* begin Records supplied *

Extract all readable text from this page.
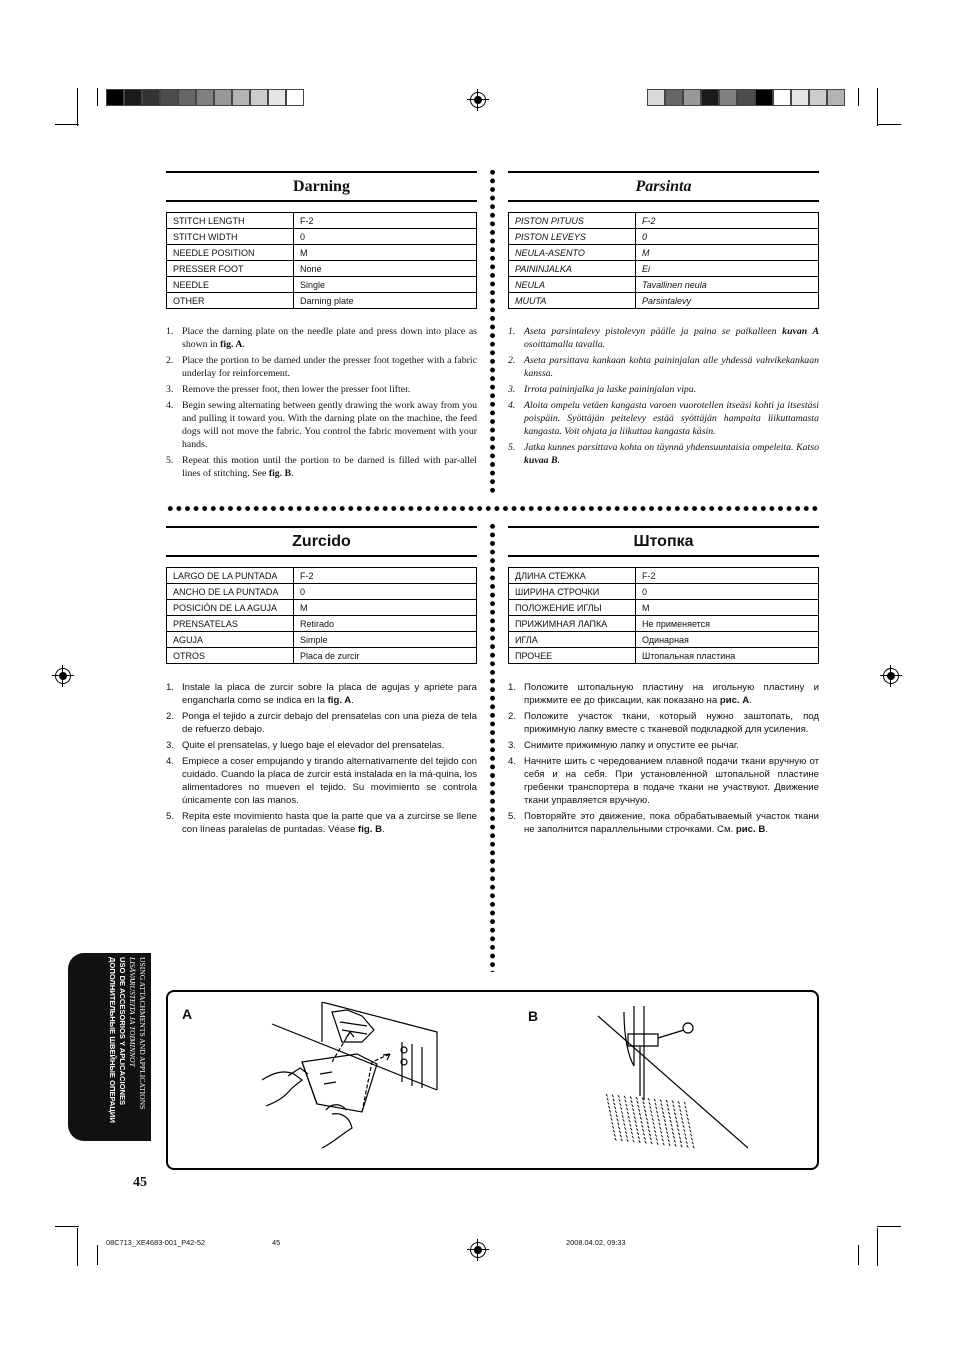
Darning
STITCH LENGTH	F-2
STITCH WIDTH	0
NEEDLE POSITION	M
PRESSER FOOT	None
NEEDLE	Single
OTHER	Darning plate
1. Place the darning plate on the needle plate and press down into place as shown in fig. A.
2. Place the portion to be darned under the presser foot together with a fabric underlay for reinforcement.
3. Remove the presser foot, then lower the presser foot lifter.
4. Begin sewing alternating between gently drawing the work away from you and pulling it toward you. With the darning plate on the machine, the feed dogs will not move the fabric. You control the fabric movement with your hands.
5. Repeat this motion until the portion to be darned is filled with par-allel lines of stitching. See fig. B.
Parsinta
PISTON PITUUS	F-2
PISTON LEVEYS	0
NEULA-ASENTO	M
PAININJALKA	Ei
NEULA	Tavallinen neula
MUUTA	Parsintalevy
1. Aseta parsintalevy pistolevyn päälle ja paina se paikalleen kuvan A osoittamalla tavalla.
2. Aseta parsittava kankaan kohta paininjalan alle yhdessä vahvikekankaan kanssa.
3. Irrota paininjalka ja laske paininjalan vipu.
4. Aloita ompelu vetäen kangasta varoen vuorotellen itseäsi kohti ja itsestäsi poispäin. Syöttäjän peitelevy estää syöttäjän hampaita liikuttamasta kangasta. Voit ohjata ja liikuttaa kangasta käsin.
5. Jatka kunnes parsittava kohta on täynnä yhdensuuntaisia ompeleita. Katso kuvaa B.
Zurcido
LARGO DE LA PUNTADA	F-2
ANCHO DE LA PUNTADA	0
POSICIÓN DE LA AGUJA	M
PRENSATELAS	Retirado
AGUJA	Simple
OTROS	Placa de zurcir
1. Instale la placa de zurcir sobre la placa de agujas y apriete para engancharla como se indica en la fig. A.
2. Ponga el tejido a zurcir debajo del prensatelas con una pieza de tela de refuerzo debajo.
3. Quite el prensatelas, y luego baje el elevador del prensatelas.
4. Empiece a coser empujando y tirando alternativamente del tejido con cuidado. Cuando la placa de zurcir está instalada en la má-quina, los alimentadores no mueven el tejido. Su movimiento se controla únicamente con las manos.
5. Repita este movimiento hasta que la parte que va a zurcirse se llene con líneas paralelas de puntadas. Véase fig. B.
Штопка
ДЛИНА СТЕЖКА	F-2
ШИРИНА СТРОЧКИ	0
ПОЛОЖЕНИЕ ИГЛЫ	M
ПРИЖИМНАЯ ЛАПКА	Не применяется
ИГЛА	Одинарная
ПРОЧЕЕ	Штопальная пластина
1. Положите штопальную пластину на игольную пластину и прижмите ее до фиксации, как показано на рис. A.
2. Положите участок ткани, который нужно заштопать, под прижимную лапку вместе с тканевой подкладкой для усиления.
3. Снимите прижимную лапку и опустите ее рычаг.
4. Начните шить с чередованием плавной подачи ткани вручную от себя и на себя. При установленной штопальной пластине гребенки транспортера в подаче ткани не участвуют. Движение ткани управляется вручную.
5. Повторяйте это движение, пока обрабатываемый участок ткани не заполнится параллельными строчками. См. рис. B.
USING ATTACHMENTS AND APPLICATIONS
LISÄVARUSTEITA JA TOIMINNOT
USO DE ACCESORIOS Y APLICACIONES
ДОПОЛНИТЕЛЬНЫЕ ШВЕЙНЫЕ ОПЕРАЦИИ	A	B
45
08C713_XE4683-001_P42-52	45	2008.04.02, 09:33
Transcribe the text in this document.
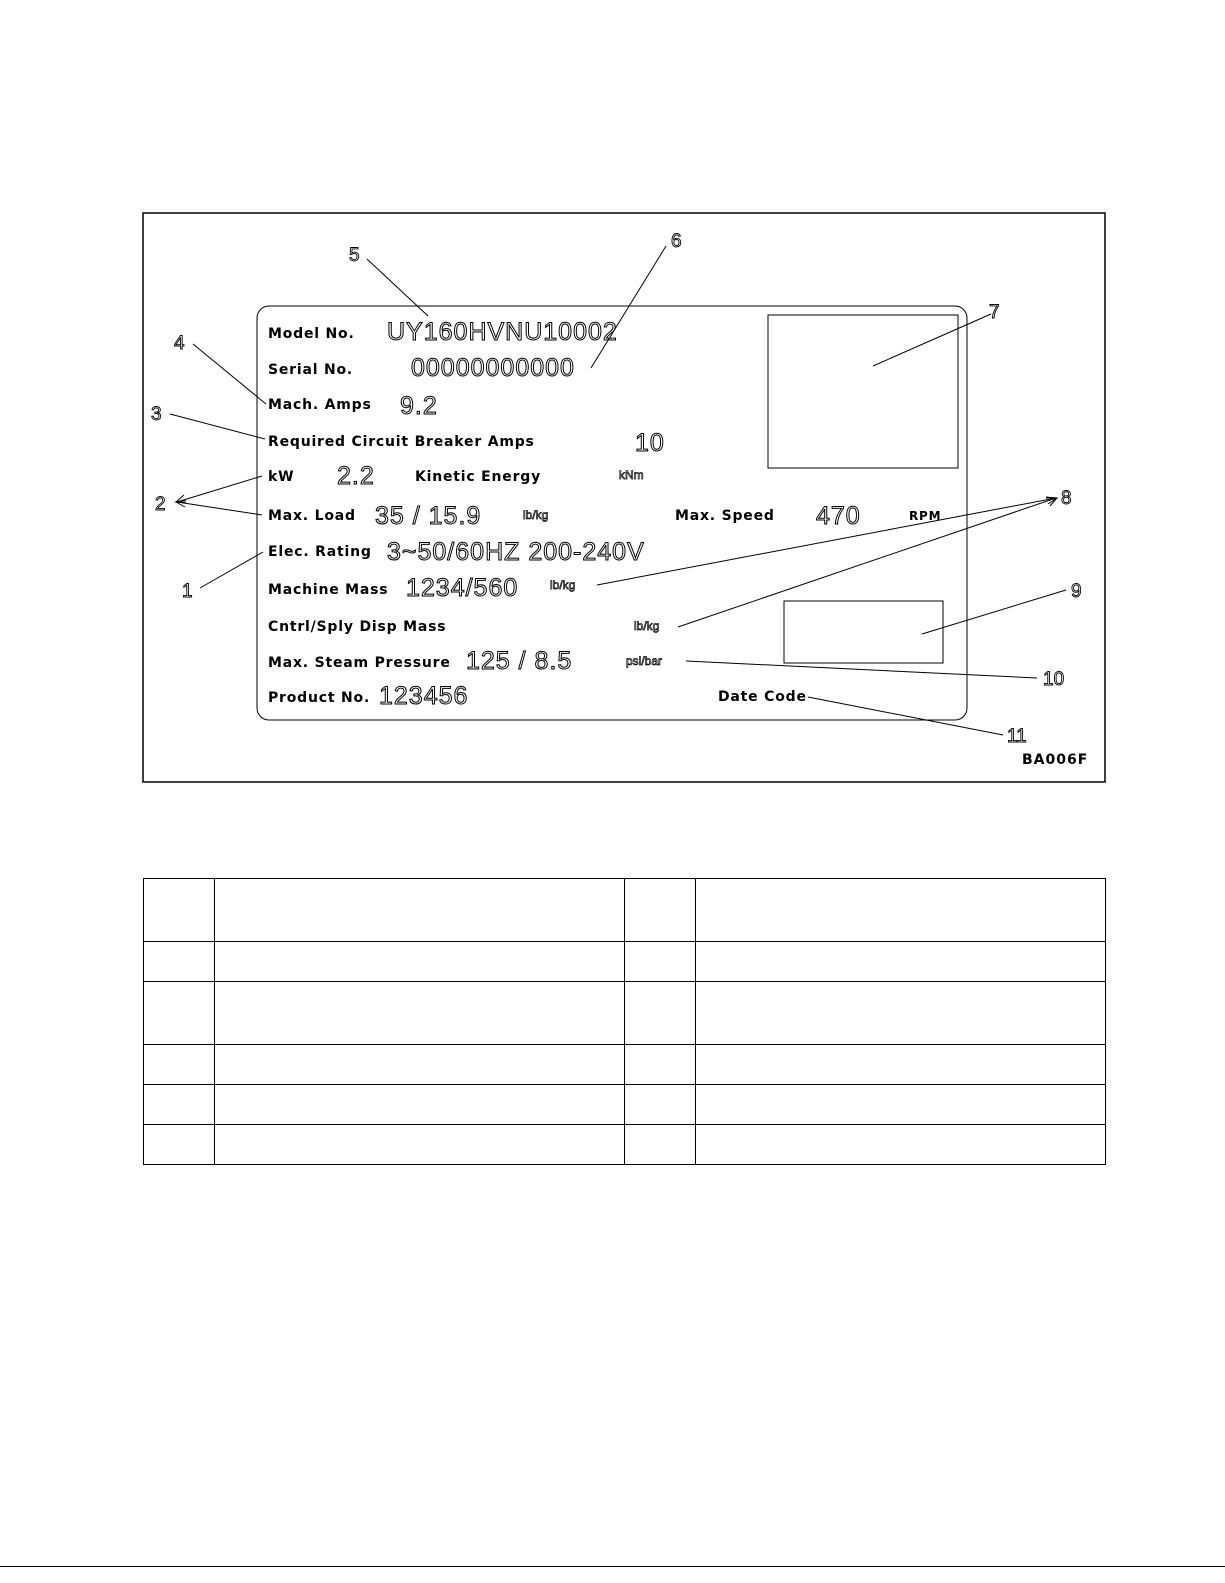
Model No. UY160HVNU10002
Serial No. 00000000000
Mach. Amps 9.2
Required Circuit Breaker Amps	10
kW 2.2	Kinetic Energy	kNm
Max. Load 35 / 15.9	lb/kg	Max. Speed 470	RPM
Elec. Rating 3~50/60HZ 200-240V
Machine Mass 1234/560	lb/kg
Cntrl/Sply Disp Mass	lb/kg
Max. Steam Pressure 125 / 8.5	psi/bar
Product No. 123456	Date Code
1
2
3
4
5
6
7
8
9
10
11
BA006F
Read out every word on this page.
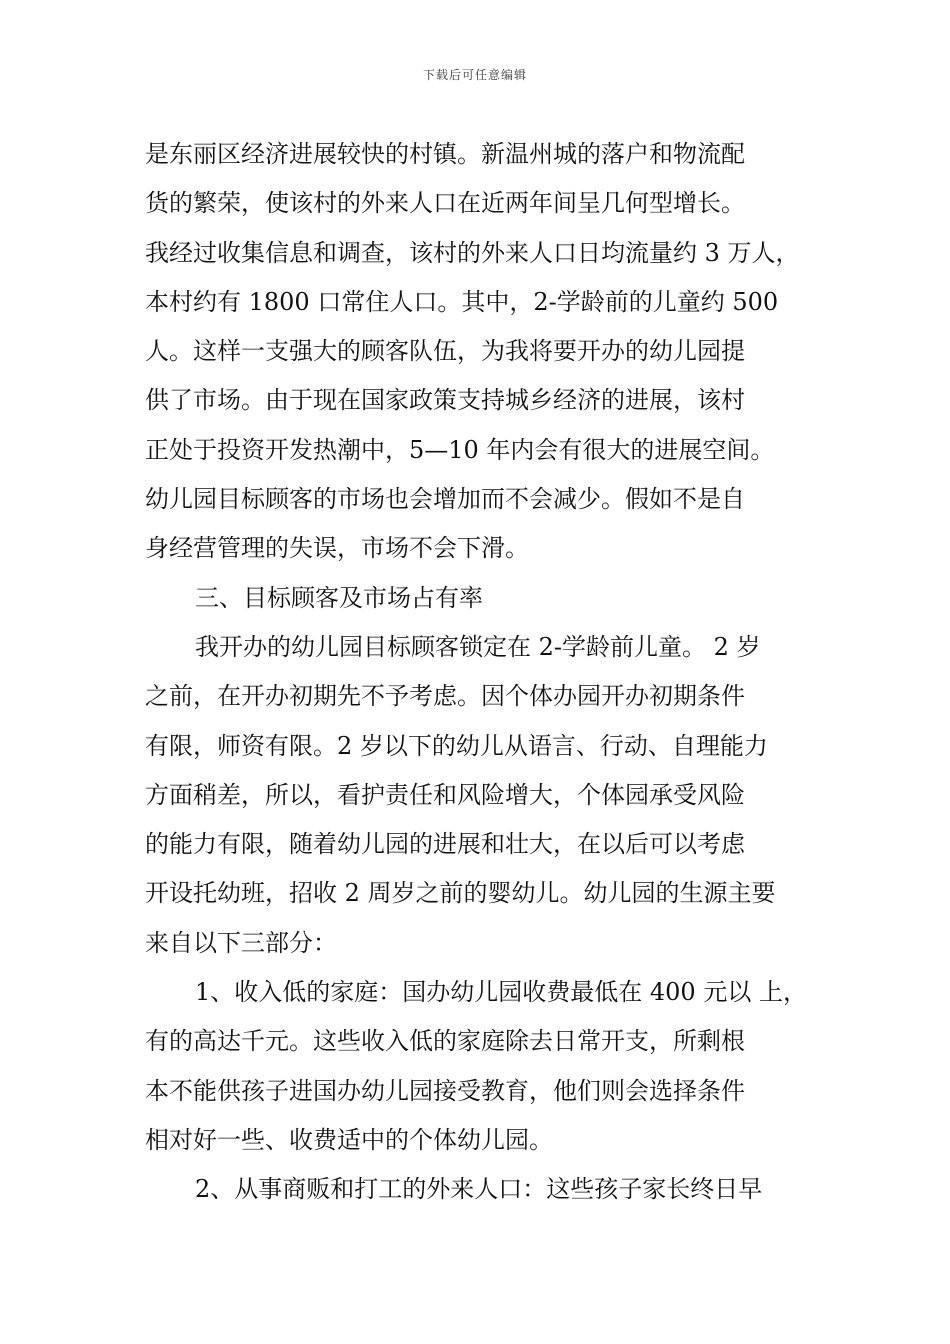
下载后可任意编辑
是东丽区经济进展较快的村镇。新温州城的落户和物流配
货的繁荣，使该村的外来人口在近两年间呈几何型增长。
我经过收集信息和调查，该村的外来人口日均流量约 3 万人，
本村约有 1800 口常住人口。其中，2-学龄前的儿童约 500
人。这样一支强大的顾客队伍，为我将要开办的幼儿园提
供了市场。由于现在国家政策支持城乡经济的进展，该村
正处于投资开发热潮中，5—10 年内会有很大的进展空间。
幼儿园目标顾客的市场也会增加而不会减少。假如不是自
身经营管理的失误，市场不会下滑。
三、目标顾客及市场占有率
我开办的幼儿园目标顾客锁定在 2-学龄前儿童。 2 岁
之前，在开办初期先不予考虑。因个体办园开办初期条件
有限，师资有限。2 岁以下的幼儿从语言、行动、自理能力
方面稍差，所以，看护责任和风险增大，个体园承受风险
的能力有限，随着幼儿园的进展和壮大，在以后可以考虑
开设托幼班，招收 2 周岁之前的婴幼儿。幼儿园的生源主要
来自以下三部分：
1、收入低的家庭：国办幼儿园收费最低在 400 元以 上，
有的高达千元。这些收入低的家庭除去日常开支，所剩根
本不能供孩子进国办幼儿园接受教育，他们则会选择条件
相对好一些、收费适中的个体幼儿园。
2、从事商贩和打工的外来人口：这些孩子家长终日早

* end Records supplied *

_Exercise objective_:
Look over the material above and show each line where "with" appears.

_Final result_:
2. Place the portion to be darned under the presser foot together with a fabric underlay for reinforcement.
4. Begin sewing alternating between gently drawing the work away from you and pulling it toward you. With the darning plate on the machine, the feed dogs will not move the fabric. You control the fabric movement with your hands.
5. Repeat this motion until the portion to be darned is filled with par-allel lines of stitching. See fig. B.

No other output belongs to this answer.